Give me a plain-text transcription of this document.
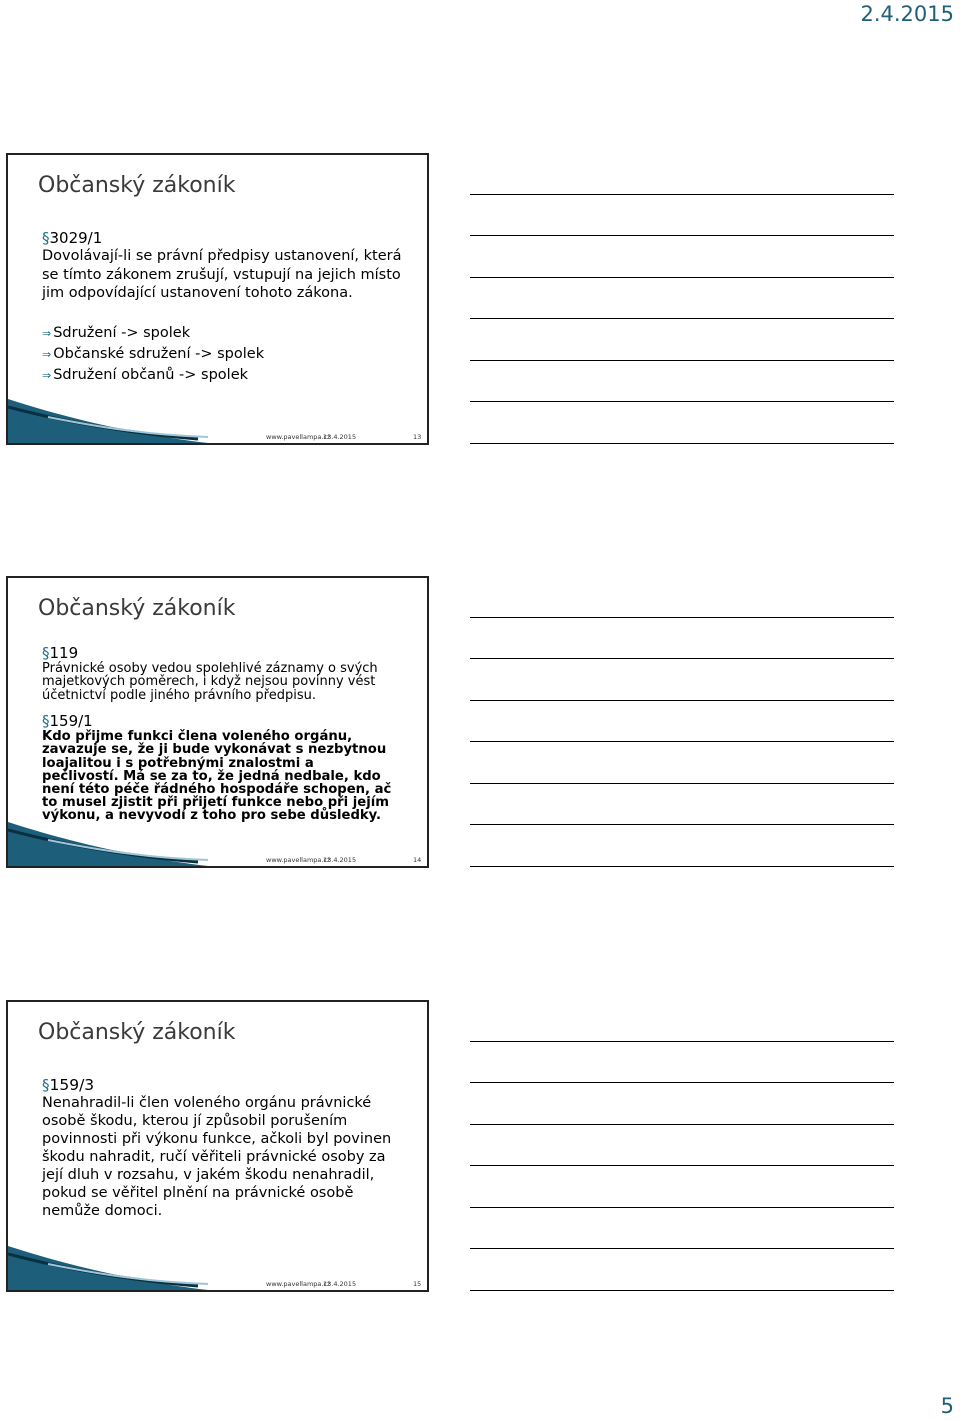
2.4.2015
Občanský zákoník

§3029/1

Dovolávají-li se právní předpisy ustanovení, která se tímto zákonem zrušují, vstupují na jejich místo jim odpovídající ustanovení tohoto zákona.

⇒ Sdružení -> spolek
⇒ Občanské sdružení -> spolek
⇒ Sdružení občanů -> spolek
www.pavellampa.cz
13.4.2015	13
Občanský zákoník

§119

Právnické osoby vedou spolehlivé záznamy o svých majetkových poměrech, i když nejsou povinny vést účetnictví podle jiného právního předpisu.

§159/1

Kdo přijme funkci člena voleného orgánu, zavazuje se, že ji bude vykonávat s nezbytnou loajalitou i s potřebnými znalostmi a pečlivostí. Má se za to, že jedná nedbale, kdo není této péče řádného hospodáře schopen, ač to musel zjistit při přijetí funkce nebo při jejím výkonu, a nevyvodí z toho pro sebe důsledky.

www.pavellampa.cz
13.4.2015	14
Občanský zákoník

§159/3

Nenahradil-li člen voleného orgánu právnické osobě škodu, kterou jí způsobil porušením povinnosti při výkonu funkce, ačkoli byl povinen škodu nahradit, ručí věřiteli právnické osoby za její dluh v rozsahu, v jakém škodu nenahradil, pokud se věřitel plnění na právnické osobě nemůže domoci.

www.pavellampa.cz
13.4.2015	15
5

_ _ _

→ GIVEN REQUEST: Write out every line above exactly as it is, leaving out the pictures.

→ OUTPUT FOR THIS EXERCISE:
Give me a plain-text transcription of this document.
2.4.2015
Občanský zákoník

§3029/1

Dovolávají-li se právní předpisy ustanovení, která se tímto zákonem zrušují, vstupují na jejich místo jim odpovídající ustanovení tohoto zákona.

⇒ Sdružení -> spolek
⇒ Občanské sdružení -> spolek
⇒ Sdružení občanů -> spolek
www.pavellampa.cz
13.4.2015	13
Občanský zákoník

§119

Právnické osoby vedou spolehlivé záznamy o svých majetkových poměrech, i když nejsou povinny vést účetnictví podle jiného právního předpisu.

§159/1

Kdo přijme funkci člena voleného orgánu, zavazuje se, že ji bude vykonávat s nezbytnou loajalitou i s potřebnými znalostmi a pečlivostí. Má se za to, že jedná nedbale, kdo není této péče řádného hospodáře schopen, ač to musel zjistit při přijetí funkce nebo při jejím výkonu, a nevyvodí z toho pro sebe důsledky.

www.pavellampa.cz
13.4.2015	14
Občanský zákoník

§159/3

Nenahradil-li člen voleného orgánu právnické osobě škodu, kterou jí způsobil porušením povinnosti při výkonu funkce, ačkoli byl povinen škodu nahradit, ručí věřiteli právnické osoby za její dluh v rozsahu, v jakém škodu nenahradil, pokud se věřitel plnění na právnické osobě nemůže domoci.

www.pavellampa.cz
13.4.2015	15
5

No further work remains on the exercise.